▶ What you should do
Continue the news article about the Encinitas council's approval of the Hymettus Estates density bonus project, starting right after its last sentence.

▶ Page extract
Segment Open

Density bonus project receives approval, likely headed to court

ENCINITAS — Encinitas officials approved a nine-home density bonus project in Leucadia that has been the subject of years of contentious debate, but the project is likely destined to be contested in court.

The City Council voted 4-1 to deny an appeal filed by neighbors contesting the Planning Commission’s approval of the proposed nine-lot Hymettus Estates, located on a lush lot off of Fulvia Street just south of Leucadia Boulevard.

Density bonus projects — governed by a state code that allows developers to build denser-than-usual projects in exchange for providing at least one affordable housing unit — have been a source of contention in Encinitas, as neighbors have felt that the projects have created super-dense subdivisions that often clash with the character of the existing community.

In this project, however, the residents did not focus on the density bonus aspect of the project, but took aim at its environmental impact report, which they said contained several significant flaws in measuring the size of the lots as well as addressing how storm water would be dealt with in the flood prone area.

The report also discounted the historical significance of a farmhouse on the site, they said.

These mistakes, the neighbors argued, called into question the city’s environmental findings and warranted the city deny the project and require the report be redone.

“When an EIR tries to dazzle us with fairy dust, it should not be approved,” said Katrin Fleschig one of more than a dozen speakers who railed against the project Wednesday night.

Segment Closed

▶ Given information

Segment Open

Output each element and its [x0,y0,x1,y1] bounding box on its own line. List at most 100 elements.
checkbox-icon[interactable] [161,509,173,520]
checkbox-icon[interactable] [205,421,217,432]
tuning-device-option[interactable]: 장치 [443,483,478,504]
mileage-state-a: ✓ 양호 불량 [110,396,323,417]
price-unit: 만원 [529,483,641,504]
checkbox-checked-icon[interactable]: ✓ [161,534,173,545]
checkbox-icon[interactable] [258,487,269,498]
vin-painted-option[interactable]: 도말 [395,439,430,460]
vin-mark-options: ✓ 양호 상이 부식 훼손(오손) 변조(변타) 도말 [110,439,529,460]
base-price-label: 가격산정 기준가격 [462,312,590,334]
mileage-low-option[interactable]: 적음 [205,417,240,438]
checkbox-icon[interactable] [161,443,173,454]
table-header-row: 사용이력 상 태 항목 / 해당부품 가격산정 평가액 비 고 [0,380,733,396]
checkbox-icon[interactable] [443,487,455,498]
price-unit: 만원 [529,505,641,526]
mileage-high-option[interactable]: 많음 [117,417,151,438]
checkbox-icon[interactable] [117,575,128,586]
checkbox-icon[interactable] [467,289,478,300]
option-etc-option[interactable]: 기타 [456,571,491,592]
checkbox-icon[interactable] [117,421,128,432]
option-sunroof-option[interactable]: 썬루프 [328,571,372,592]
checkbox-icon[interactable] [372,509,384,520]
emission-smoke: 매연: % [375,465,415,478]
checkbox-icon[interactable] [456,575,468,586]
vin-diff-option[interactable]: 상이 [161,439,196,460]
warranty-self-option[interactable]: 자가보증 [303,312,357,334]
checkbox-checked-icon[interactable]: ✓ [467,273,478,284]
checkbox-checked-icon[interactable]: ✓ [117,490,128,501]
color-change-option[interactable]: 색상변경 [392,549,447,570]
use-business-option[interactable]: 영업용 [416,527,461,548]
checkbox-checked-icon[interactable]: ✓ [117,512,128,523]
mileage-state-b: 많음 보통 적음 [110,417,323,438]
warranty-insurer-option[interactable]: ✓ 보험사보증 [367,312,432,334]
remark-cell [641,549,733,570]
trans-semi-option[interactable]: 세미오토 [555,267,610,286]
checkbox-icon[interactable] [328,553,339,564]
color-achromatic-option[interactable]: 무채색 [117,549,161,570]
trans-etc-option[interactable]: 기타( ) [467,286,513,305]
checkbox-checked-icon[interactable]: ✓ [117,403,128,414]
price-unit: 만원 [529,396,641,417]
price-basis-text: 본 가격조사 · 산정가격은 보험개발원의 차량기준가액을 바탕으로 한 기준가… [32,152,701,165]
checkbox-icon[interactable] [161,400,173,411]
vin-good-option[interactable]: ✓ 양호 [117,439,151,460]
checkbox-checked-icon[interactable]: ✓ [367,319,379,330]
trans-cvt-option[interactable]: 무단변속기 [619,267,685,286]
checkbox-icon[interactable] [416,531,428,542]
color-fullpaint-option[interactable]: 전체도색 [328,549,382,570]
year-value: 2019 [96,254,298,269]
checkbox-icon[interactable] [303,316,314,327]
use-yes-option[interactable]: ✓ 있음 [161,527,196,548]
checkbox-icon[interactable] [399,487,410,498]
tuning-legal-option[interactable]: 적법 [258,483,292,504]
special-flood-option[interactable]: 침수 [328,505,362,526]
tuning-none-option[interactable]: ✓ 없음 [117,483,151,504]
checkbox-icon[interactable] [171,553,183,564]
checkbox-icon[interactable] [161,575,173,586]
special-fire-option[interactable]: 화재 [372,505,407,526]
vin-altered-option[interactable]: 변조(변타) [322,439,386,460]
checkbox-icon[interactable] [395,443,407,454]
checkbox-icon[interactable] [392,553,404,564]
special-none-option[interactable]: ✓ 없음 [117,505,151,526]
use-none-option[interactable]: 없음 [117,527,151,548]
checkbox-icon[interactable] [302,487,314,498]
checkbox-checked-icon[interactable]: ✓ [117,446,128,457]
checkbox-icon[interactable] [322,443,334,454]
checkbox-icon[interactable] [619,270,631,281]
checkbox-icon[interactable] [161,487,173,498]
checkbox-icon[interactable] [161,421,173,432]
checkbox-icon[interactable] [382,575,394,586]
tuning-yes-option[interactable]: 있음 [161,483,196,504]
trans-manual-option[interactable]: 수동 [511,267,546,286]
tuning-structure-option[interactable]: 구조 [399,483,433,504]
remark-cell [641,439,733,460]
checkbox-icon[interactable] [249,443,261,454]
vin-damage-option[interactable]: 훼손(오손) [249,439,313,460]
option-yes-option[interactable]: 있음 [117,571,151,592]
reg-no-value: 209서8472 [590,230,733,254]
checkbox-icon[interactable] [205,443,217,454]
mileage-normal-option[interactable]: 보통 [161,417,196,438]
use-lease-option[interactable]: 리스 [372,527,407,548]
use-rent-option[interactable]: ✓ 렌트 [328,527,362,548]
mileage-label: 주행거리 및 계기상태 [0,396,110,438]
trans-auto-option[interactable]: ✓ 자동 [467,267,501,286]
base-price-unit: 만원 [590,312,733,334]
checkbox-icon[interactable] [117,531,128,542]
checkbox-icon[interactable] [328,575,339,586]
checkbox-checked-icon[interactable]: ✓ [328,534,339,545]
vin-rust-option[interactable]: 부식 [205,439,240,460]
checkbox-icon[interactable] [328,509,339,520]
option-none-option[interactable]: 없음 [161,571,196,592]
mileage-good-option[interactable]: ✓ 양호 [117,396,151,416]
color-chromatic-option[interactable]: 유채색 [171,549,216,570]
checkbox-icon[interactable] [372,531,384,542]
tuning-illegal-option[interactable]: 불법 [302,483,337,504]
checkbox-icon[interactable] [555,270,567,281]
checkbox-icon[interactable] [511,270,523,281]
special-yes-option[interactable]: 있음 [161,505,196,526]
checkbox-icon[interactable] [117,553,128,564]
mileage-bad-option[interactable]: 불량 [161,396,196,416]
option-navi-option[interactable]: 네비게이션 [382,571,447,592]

Segment Closed

▶ Result
Hymettus Estates was one of several projects that were part of the city’s settlement of a lawsuit filed by the Building Industry Association (BIA) over the council’s 2014 vote to change how it interpreted state density bonus law. The lawsuit requires the city to expeditiously process the projects that were already in the pipeline, including Hymettus.

But neighbors said that the lawsuit did not mean that the council could turn a blind eye to tangible errors in the project.

“It is not the city’s job to ignore a flawed EIR to keep the developer and the BIA happy,” Susan Turney said.

City staff provided explanations about the perceived errors in the environmental report, which they said did not change the ultimate findings.

The City Council ultimately sided with staff, but included a condition of approval that required the developer, San Diego-based CityMark Communities LLC, to return to the planning commission to review its covenants, conditions and restrictions.

The project has ignited the surrounding neighborhood, which originally attacked the aesthetic appeal of the project as well as the potential to exacerbate flooding in an already water-logged neighborhood.

CityMark officials have changed the project significantly since its first iteration in 2013, and city officials said the community’s activism has resulted in a far better project than originally proposed.

“In my view, approving the current project does not mean that the neighbors fought in vain,” Councilwoman Lisa Shaffer said.  “The final project is significantly better than it would have been without public input.”

Neighbors were joined by local attorney Felix Tinkov, who had been retained by the community. Tinkov said during the meeting that he was authorized to litigate the issue if the council approved the project.

Councilman Mark Muir voted in favor of the neighbors’ appeal, briefly explaining that he sided with their concerns about the character of the project.